Given exercise =>
Scan the data beneath this task and copy each line that includes "name".

Collected data entries
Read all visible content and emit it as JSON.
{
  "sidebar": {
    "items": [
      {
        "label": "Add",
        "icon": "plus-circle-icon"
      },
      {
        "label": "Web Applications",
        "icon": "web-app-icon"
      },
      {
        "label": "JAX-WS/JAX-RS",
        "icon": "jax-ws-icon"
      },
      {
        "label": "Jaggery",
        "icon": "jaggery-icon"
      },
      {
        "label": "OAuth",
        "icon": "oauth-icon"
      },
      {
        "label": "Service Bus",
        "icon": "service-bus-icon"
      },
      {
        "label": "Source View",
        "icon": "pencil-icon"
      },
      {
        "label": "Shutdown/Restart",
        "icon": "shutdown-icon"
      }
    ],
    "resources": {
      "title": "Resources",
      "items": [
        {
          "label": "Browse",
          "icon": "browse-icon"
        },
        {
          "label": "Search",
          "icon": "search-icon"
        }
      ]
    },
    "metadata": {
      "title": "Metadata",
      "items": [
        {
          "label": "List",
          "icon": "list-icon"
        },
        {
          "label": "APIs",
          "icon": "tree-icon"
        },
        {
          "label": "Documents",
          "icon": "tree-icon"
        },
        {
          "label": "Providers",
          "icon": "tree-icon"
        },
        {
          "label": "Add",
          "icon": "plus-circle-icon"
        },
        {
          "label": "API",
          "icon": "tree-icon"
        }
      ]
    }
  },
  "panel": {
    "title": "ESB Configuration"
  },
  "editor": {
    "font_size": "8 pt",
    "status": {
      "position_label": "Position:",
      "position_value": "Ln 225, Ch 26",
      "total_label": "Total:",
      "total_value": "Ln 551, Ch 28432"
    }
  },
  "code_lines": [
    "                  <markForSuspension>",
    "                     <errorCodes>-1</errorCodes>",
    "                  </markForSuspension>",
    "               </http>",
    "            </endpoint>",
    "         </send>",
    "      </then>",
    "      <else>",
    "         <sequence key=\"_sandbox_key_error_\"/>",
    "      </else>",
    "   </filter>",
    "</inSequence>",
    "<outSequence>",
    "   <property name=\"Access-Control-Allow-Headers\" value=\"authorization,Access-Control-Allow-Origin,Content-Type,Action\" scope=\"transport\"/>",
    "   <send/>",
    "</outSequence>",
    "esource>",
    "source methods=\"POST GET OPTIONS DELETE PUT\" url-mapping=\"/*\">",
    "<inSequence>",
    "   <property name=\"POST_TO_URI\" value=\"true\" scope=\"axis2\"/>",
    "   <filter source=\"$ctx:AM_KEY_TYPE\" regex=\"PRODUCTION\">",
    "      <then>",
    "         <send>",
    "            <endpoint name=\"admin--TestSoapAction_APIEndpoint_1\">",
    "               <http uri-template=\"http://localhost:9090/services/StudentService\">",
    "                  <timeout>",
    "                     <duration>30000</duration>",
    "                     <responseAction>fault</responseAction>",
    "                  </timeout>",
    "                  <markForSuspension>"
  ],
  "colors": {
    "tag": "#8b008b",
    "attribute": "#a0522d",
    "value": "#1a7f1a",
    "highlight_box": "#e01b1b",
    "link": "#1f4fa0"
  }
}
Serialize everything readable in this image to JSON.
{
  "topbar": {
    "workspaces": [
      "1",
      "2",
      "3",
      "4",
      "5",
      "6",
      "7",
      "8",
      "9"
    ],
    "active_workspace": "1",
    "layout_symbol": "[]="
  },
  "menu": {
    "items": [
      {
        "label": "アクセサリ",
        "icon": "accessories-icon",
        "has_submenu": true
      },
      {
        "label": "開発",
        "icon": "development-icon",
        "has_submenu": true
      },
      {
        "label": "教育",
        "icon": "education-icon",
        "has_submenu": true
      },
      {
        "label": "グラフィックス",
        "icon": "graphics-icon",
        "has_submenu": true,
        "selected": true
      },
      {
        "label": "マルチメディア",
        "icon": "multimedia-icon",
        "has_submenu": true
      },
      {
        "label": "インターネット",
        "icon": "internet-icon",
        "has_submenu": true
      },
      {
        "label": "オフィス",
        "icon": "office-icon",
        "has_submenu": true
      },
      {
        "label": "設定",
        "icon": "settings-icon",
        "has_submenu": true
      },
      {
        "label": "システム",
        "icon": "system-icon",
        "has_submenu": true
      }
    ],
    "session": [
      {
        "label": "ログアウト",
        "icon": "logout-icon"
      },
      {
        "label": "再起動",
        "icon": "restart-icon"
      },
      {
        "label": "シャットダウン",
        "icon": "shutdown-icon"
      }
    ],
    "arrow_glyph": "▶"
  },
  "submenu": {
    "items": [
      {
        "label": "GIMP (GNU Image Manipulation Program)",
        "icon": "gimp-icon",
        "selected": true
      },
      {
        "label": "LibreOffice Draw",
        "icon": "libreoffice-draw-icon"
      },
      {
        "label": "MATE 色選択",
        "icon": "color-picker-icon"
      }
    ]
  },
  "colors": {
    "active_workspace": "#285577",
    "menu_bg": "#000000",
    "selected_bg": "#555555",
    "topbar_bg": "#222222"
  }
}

Reply to the task =>
    "   <property name=\"Access-Control-Allow-Headers\" value=\"authorization,Access-Control-Allow-Origin,Content-Type,Action\" scope=\"transport\"/>",
    "   <property name=\"POST_TO_URI\" value=\"true\" scope=\"axis2\"/>",
    "            <endpoint name=\"admin--TestSoapAction_APIEndpoint_1\">",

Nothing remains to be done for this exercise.